▶ Problem
Where a line contains the string "subscribe", copy that line.

Extracted records

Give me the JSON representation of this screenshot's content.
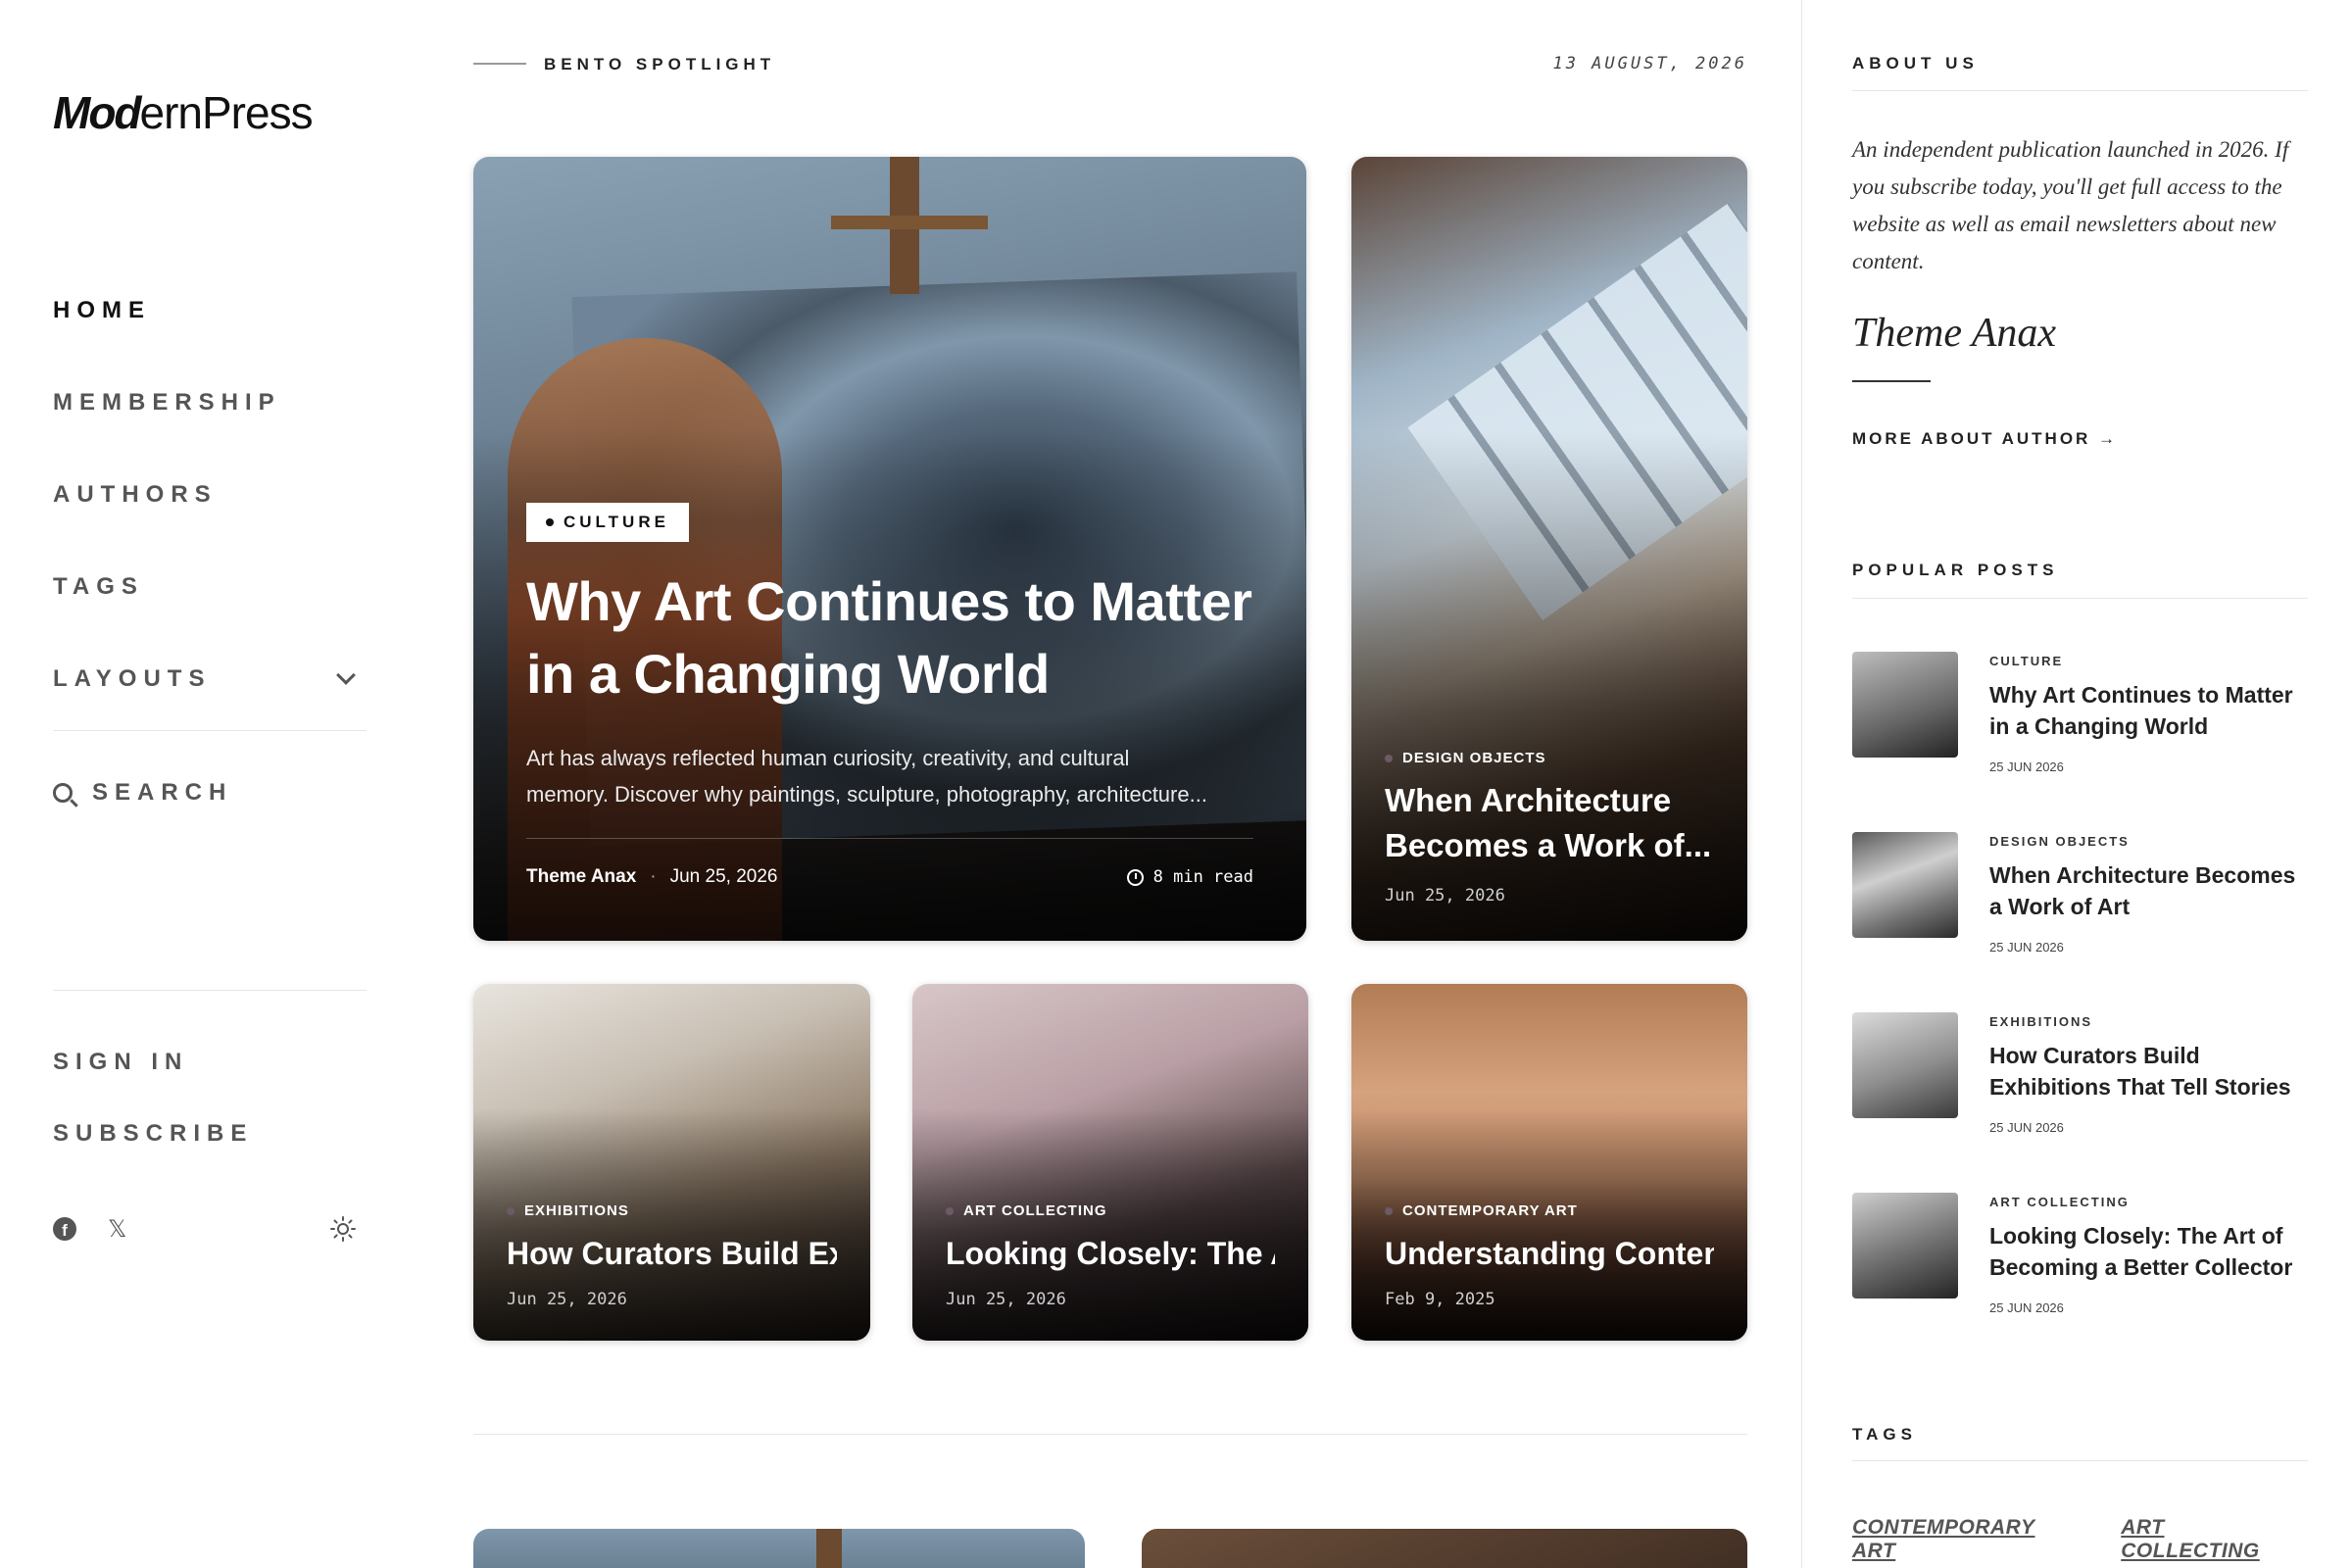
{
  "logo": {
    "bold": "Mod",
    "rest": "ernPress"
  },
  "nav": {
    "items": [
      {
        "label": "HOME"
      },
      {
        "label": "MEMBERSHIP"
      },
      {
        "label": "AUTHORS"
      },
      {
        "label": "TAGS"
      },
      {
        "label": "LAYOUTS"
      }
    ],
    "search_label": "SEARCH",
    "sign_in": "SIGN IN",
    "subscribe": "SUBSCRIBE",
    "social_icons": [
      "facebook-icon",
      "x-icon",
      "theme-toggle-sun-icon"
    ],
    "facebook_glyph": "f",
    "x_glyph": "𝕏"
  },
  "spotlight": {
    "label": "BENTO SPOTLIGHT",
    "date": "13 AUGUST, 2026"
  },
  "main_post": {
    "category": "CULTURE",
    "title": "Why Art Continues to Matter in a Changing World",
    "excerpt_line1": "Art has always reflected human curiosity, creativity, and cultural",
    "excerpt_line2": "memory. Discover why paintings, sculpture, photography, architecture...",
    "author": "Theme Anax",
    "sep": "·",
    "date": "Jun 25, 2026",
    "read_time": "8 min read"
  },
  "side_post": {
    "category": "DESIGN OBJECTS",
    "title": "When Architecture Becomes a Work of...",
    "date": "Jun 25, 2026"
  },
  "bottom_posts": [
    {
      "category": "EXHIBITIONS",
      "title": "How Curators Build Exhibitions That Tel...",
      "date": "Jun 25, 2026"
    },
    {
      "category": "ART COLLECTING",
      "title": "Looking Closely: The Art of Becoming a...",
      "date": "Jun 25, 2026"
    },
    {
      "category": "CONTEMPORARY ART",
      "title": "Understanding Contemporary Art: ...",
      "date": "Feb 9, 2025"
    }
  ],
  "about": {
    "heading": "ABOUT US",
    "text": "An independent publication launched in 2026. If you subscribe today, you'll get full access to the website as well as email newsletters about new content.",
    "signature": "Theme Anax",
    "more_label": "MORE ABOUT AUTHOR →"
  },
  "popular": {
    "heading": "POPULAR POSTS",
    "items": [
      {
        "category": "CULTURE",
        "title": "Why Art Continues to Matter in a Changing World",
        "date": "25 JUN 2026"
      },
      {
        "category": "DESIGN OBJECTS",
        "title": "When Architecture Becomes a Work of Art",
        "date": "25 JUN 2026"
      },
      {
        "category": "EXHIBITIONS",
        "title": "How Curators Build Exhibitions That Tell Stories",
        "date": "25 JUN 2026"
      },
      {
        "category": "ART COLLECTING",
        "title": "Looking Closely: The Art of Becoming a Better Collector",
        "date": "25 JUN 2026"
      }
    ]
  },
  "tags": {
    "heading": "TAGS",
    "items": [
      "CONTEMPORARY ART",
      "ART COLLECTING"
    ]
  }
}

* * *

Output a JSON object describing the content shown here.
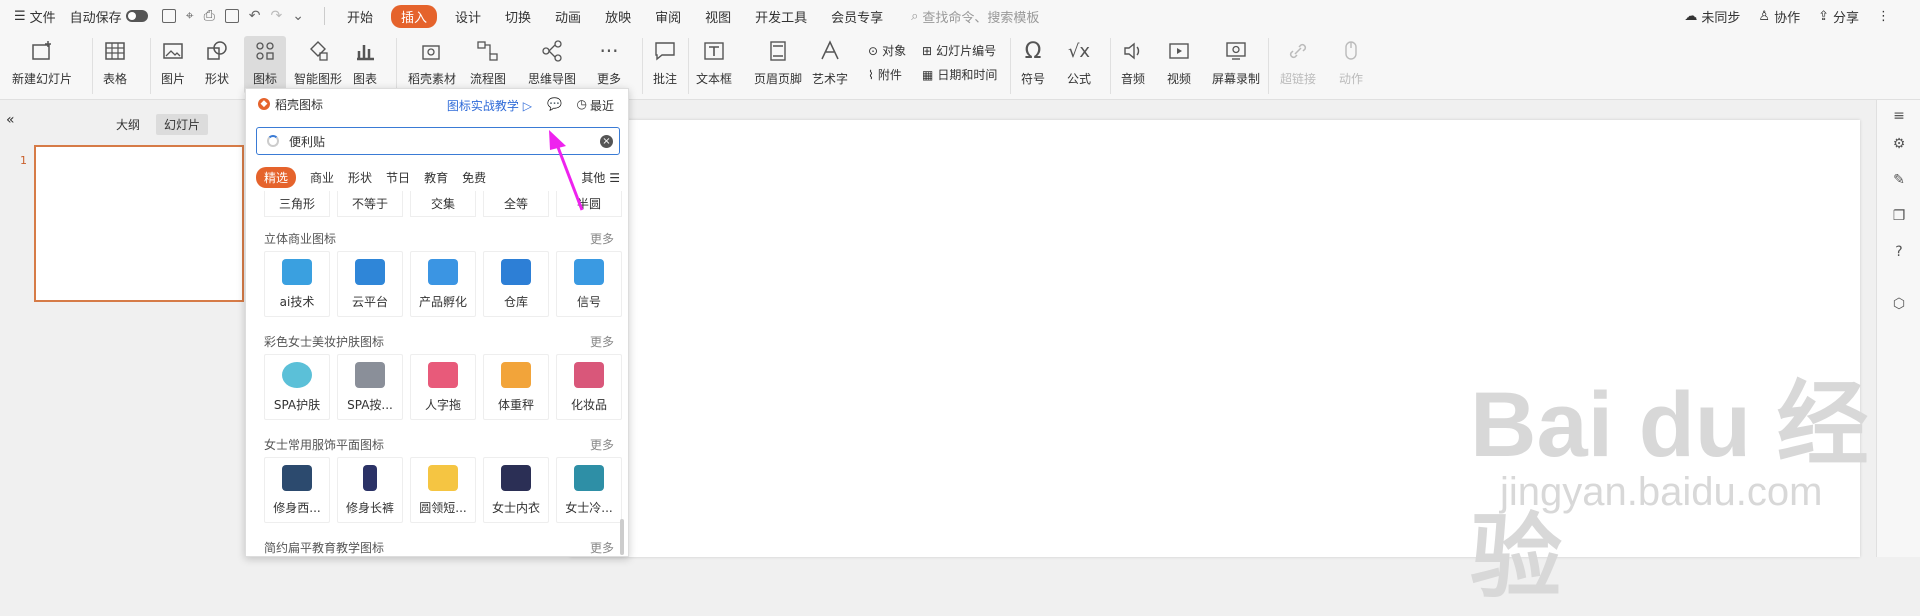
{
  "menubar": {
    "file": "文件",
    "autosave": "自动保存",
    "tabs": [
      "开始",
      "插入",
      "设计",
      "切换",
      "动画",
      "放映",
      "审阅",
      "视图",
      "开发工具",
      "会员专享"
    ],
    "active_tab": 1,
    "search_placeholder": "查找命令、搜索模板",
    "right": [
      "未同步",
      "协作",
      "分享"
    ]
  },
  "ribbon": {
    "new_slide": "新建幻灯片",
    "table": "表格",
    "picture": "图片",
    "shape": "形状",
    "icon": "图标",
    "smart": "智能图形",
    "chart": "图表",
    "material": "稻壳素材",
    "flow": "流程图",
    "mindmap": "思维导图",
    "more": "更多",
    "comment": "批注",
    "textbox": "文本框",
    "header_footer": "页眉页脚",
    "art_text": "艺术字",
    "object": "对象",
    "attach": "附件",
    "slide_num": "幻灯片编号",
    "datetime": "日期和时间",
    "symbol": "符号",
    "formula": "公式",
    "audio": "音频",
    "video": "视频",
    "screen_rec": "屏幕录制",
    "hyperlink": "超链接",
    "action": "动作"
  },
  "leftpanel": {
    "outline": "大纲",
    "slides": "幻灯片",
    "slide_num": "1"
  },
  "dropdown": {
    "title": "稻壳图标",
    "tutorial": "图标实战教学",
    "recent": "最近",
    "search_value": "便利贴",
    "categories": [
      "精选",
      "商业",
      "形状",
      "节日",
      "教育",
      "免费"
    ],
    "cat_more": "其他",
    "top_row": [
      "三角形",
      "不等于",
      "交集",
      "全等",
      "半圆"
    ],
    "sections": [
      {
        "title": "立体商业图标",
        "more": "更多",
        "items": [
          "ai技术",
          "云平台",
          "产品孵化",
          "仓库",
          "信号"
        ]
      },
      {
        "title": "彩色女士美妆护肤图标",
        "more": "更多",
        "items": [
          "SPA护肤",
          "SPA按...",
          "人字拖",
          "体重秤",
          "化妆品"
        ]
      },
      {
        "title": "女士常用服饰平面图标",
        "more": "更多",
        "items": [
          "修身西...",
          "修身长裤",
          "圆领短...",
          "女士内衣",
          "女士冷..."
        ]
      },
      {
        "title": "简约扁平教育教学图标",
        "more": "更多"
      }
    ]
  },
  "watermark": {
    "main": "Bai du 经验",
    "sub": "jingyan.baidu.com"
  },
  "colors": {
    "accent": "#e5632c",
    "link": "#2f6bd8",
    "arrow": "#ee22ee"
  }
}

* * *

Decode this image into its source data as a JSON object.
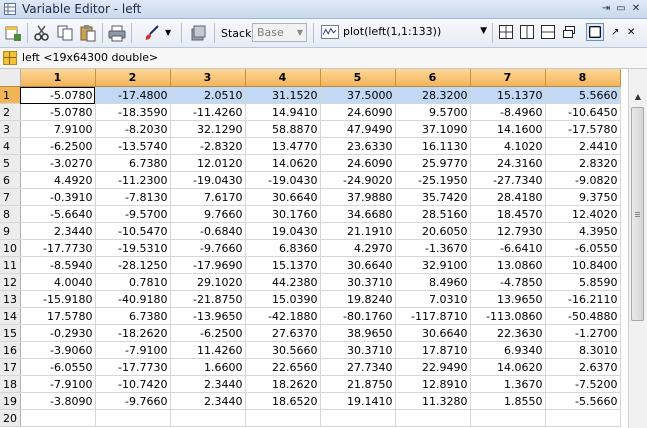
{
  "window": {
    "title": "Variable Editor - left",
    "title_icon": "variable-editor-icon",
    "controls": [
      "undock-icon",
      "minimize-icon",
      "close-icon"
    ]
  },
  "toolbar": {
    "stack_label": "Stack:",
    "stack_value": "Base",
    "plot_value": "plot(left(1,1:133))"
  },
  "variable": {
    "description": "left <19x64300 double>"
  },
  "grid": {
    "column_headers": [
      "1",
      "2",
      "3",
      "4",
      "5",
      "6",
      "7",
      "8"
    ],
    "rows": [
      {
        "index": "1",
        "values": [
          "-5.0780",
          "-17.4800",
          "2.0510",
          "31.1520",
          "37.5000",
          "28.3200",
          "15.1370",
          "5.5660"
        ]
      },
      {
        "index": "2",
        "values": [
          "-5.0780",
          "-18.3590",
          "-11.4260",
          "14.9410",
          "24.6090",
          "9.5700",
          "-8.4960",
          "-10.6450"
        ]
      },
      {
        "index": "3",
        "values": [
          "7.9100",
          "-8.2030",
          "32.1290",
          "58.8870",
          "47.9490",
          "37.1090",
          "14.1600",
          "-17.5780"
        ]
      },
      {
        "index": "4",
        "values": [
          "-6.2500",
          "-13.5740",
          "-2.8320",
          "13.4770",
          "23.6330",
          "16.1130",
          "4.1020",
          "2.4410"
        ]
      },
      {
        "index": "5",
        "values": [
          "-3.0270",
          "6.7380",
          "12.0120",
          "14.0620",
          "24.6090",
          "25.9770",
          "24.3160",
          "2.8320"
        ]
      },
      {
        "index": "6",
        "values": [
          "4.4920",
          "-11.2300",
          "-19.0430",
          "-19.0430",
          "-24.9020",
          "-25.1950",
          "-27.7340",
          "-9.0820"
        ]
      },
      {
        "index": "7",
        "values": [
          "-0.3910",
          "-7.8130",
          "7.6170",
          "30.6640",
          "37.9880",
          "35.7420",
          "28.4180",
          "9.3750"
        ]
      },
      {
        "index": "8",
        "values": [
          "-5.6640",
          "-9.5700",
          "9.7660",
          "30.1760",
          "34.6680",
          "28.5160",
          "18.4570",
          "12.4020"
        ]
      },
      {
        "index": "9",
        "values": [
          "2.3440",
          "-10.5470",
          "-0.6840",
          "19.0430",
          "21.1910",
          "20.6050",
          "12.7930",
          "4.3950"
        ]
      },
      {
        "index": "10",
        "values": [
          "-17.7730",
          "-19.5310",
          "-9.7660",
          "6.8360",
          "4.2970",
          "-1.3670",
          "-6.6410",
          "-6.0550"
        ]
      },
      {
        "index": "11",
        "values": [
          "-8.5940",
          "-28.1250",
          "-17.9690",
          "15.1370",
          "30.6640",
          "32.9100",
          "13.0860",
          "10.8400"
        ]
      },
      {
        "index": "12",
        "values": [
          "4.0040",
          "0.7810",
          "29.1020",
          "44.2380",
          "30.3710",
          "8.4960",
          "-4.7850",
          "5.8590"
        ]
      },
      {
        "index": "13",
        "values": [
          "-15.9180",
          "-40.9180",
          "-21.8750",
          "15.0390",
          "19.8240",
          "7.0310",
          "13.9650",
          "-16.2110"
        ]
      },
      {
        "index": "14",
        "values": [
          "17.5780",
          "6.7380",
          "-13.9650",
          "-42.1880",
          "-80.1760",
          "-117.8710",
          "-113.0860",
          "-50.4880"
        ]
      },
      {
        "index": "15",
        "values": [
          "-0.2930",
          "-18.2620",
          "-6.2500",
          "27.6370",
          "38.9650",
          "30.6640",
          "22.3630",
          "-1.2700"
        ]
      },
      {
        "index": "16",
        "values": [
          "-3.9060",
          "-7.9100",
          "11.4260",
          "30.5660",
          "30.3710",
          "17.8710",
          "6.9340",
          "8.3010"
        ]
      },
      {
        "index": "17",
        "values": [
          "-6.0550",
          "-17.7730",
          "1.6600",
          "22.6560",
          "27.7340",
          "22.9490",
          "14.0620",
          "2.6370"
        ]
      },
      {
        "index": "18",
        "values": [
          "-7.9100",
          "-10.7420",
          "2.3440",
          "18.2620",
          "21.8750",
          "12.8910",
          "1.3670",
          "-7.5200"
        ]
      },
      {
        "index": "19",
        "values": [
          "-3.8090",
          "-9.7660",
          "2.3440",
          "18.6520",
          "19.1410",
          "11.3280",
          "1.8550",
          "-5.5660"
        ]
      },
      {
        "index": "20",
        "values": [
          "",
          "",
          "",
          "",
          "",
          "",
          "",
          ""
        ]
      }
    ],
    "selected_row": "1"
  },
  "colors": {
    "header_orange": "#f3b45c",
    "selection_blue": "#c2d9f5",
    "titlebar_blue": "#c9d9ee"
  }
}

▶ Task solution
    "subscribe": "SUBSCRIBE",
    "text": "An independent publication launched in 2026. If you subscribe today, you'll get full access to the website as well as email newsletters about new content.",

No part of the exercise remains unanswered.